======== Data shown
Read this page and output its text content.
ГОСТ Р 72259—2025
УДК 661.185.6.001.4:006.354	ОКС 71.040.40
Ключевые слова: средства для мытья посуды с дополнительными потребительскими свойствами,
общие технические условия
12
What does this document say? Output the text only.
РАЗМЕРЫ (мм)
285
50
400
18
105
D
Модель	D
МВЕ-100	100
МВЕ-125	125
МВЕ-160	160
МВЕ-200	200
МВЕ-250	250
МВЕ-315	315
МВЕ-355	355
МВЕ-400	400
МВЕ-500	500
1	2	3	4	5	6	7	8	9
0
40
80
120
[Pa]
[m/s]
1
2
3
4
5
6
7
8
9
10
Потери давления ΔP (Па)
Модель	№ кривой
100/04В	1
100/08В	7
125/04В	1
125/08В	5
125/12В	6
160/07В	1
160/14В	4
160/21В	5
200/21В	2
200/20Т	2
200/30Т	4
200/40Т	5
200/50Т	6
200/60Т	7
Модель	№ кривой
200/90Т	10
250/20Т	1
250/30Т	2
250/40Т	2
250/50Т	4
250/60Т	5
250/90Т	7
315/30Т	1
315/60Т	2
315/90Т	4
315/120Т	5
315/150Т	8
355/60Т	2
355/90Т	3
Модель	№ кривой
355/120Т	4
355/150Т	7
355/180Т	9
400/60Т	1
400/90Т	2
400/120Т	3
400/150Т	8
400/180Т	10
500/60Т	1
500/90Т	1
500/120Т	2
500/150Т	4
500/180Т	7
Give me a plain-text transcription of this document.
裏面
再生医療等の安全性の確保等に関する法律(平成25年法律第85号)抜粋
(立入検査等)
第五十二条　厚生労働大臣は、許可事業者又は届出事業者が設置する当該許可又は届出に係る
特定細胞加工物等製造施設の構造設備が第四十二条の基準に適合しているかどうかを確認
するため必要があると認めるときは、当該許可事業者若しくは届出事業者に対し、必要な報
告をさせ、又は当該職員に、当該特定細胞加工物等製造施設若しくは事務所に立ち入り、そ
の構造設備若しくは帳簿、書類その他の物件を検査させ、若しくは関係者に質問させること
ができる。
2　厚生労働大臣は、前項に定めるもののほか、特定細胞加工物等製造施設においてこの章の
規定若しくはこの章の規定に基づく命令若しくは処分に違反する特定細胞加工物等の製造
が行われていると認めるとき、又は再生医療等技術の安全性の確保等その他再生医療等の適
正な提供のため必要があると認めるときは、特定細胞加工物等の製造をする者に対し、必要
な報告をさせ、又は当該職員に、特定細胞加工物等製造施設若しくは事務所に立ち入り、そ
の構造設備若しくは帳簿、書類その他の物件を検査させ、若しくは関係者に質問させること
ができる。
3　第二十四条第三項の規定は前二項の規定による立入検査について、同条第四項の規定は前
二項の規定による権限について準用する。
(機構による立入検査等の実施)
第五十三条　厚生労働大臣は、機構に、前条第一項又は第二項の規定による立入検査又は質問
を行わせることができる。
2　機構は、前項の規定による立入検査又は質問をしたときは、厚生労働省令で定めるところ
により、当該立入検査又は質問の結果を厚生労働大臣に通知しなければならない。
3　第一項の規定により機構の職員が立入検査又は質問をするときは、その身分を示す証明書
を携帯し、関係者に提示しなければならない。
================
Exercise requirements: From the records above, pick out and copy each line holding the word "厚生労働大臣は".

Exercise output:
第五十二条　厚生労働大臣は、許可事業者又は届出事業者が設置する当該許可又は届出に係る
2　厚生労働大臣は、前項に定めるもののほか、特定細胞加工物等製造施設においてこの章の
第五十三条　厚生労働大臣は、機構に、前条第一項又は第二項の規定による立入検査又は質問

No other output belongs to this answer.